Assemble all lines in which the string "held" appears.

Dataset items
#####
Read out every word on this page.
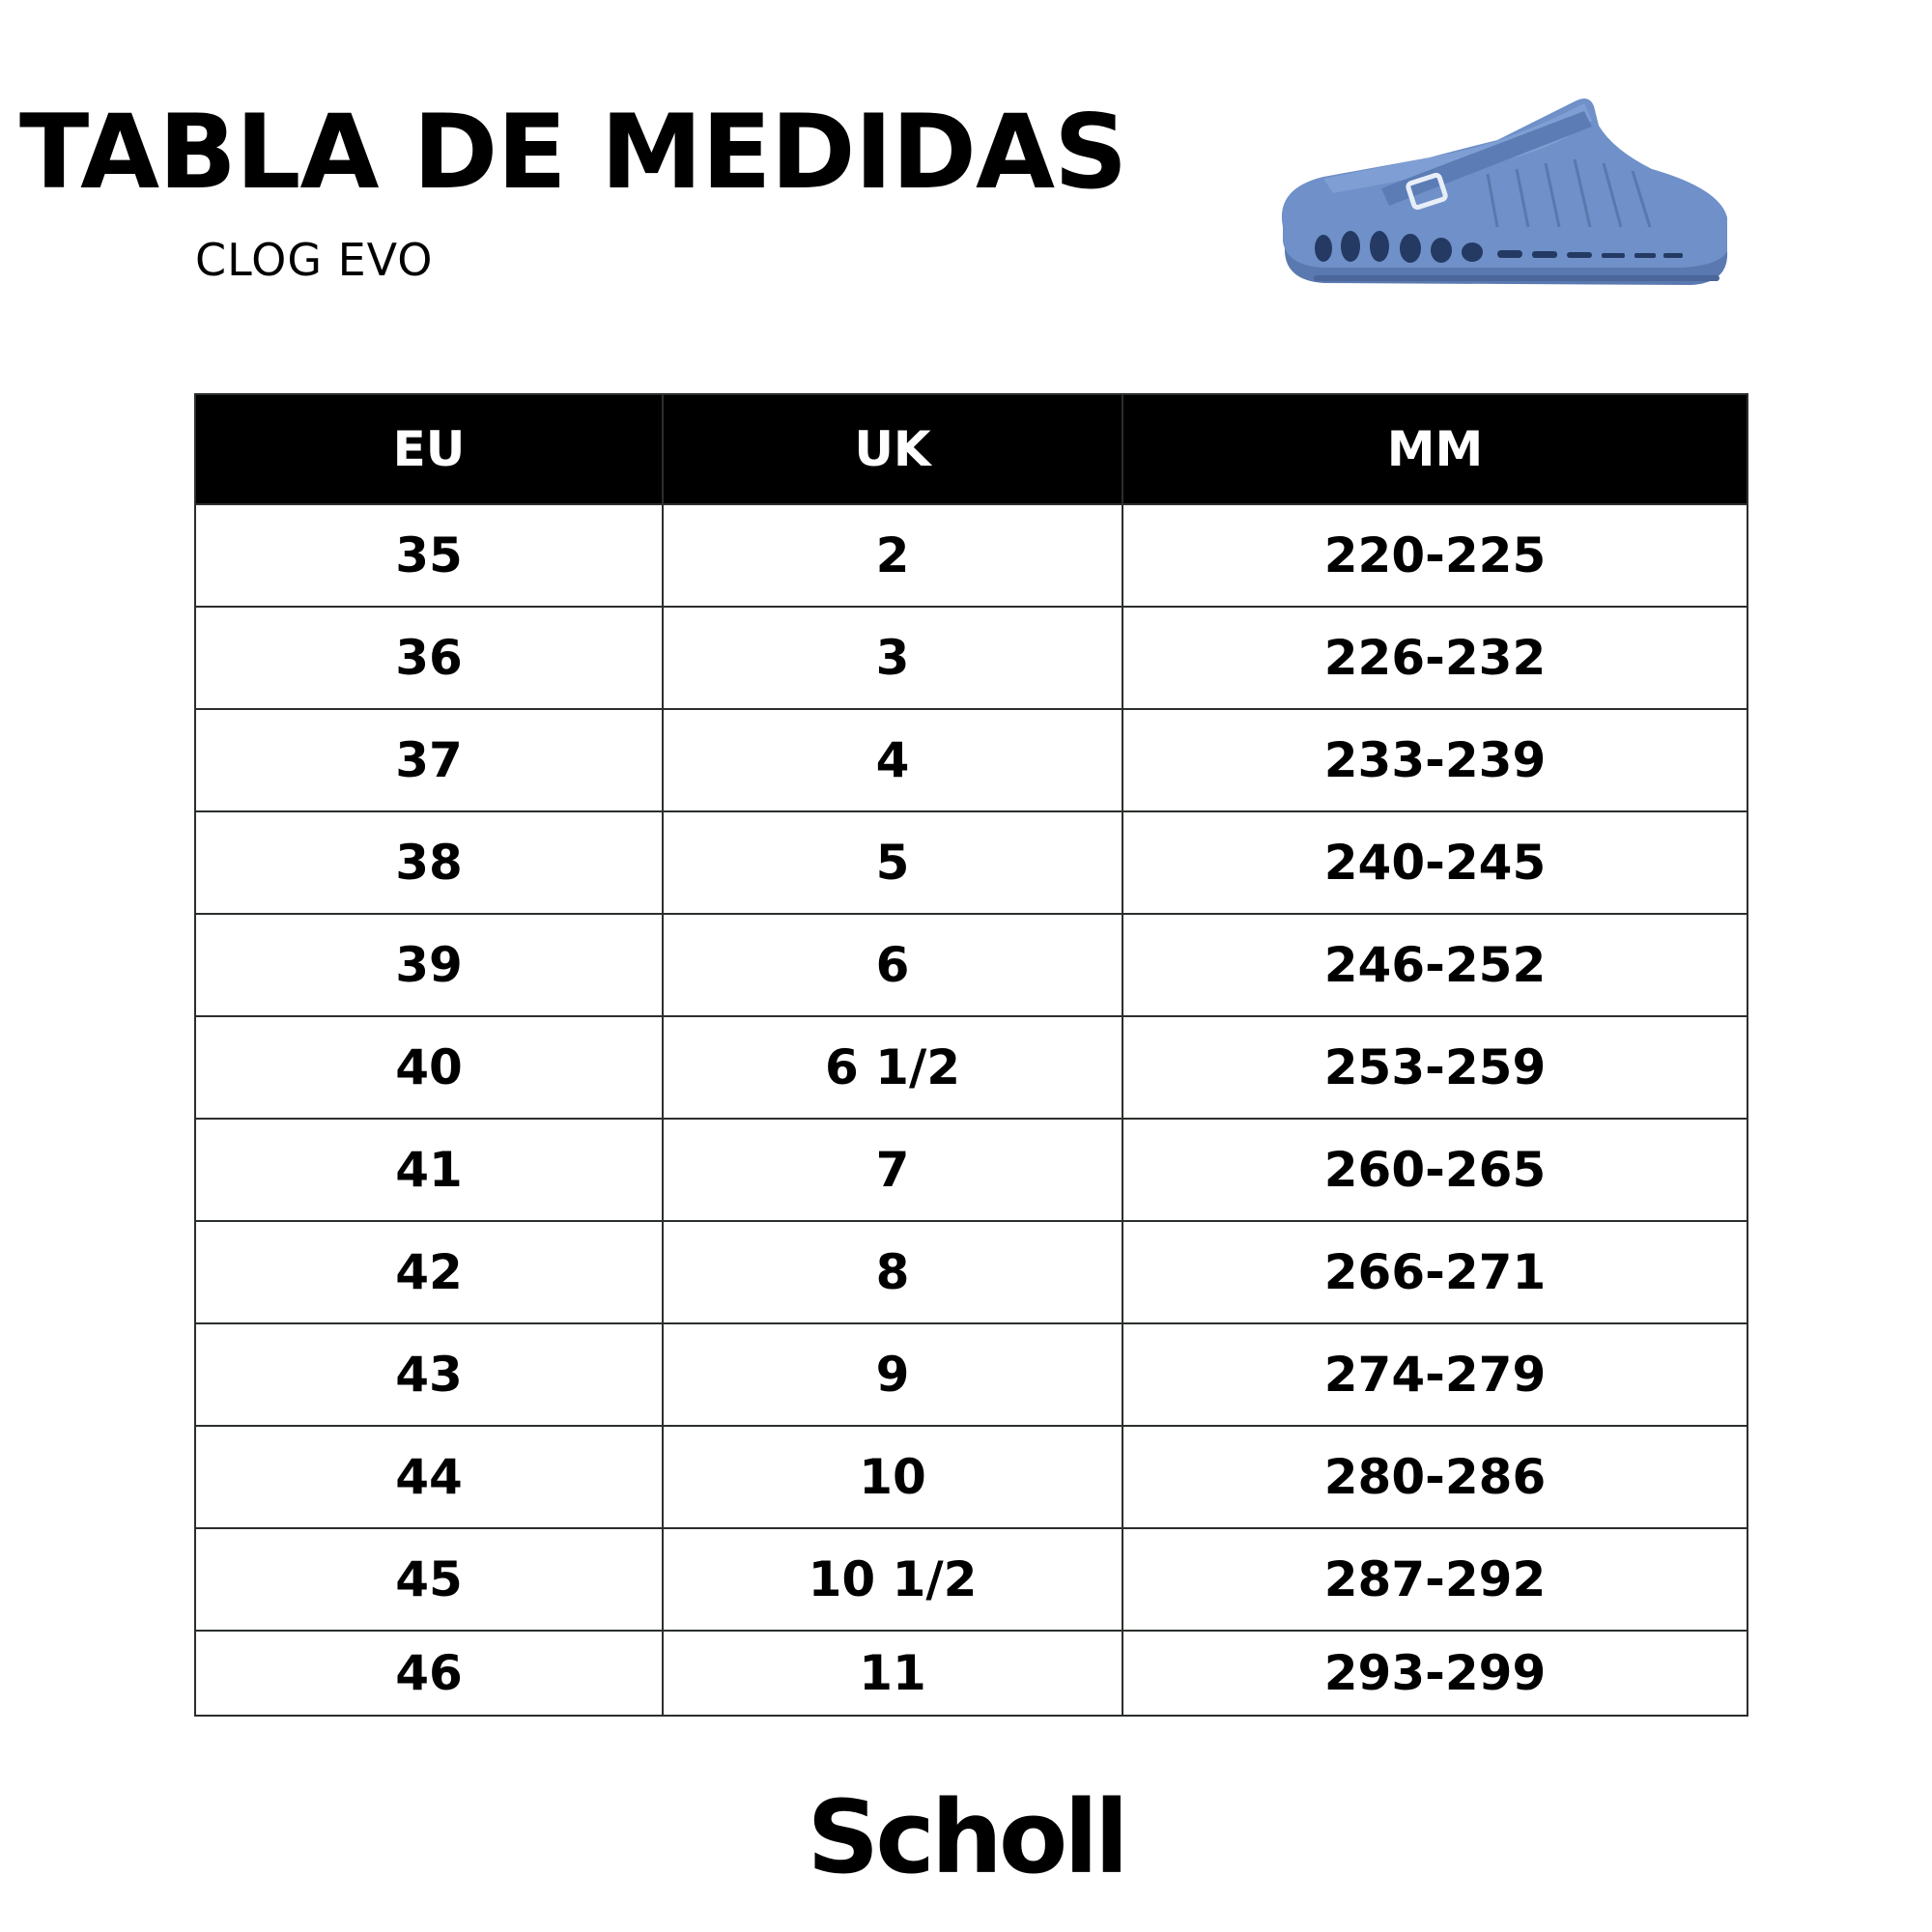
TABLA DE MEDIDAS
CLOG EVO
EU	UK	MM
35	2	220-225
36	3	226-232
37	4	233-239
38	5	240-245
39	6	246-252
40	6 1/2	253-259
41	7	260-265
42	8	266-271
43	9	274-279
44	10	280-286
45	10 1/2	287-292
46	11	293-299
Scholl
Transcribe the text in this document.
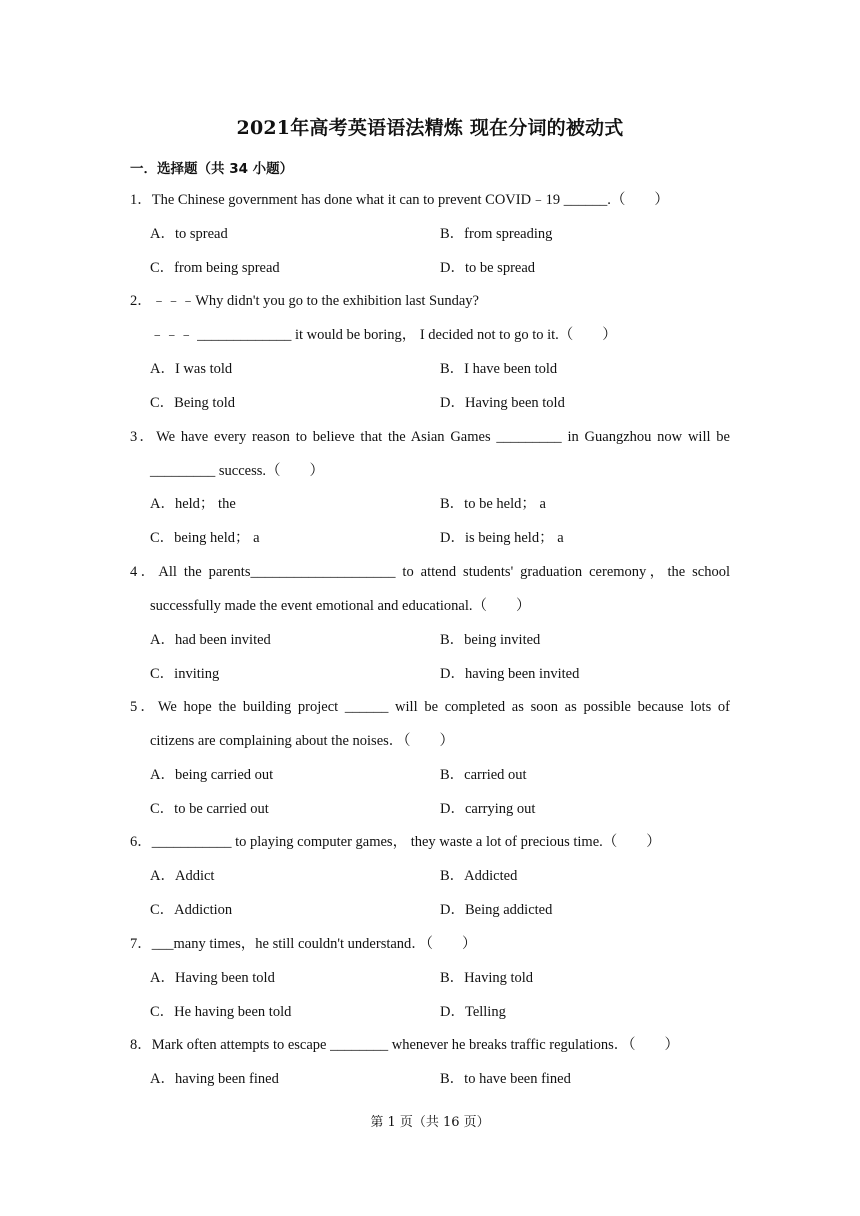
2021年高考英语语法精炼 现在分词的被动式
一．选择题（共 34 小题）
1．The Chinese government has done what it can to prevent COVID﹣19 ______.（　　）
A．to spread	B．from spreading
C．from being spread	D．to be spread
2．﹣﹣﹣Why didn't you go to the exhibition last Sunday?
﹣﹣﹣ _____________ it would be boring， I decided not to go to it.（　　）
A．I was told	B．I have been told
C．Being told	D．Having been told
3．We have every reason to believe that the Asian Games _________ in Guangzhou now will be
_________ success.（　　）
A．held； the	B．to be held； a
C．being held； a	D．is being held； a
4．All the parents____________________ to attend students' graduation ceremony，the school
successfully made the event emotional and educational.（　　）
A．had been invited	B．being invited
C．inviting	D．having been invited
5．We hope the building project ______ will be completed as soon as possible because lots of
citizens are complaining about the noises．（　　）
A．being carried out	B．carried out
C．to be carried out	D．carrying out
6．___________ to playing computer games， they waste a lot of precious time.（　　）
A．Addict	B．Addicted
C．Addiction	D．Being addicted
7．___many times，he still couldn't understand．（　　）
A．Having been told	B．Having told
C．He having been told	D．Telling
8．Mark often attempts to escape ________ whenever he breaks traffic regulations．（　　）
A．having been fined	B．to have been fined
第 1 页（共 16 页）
#####
→ **Answer**
A．held； the	B．to be held； a
C．being held； a	D．is being held； a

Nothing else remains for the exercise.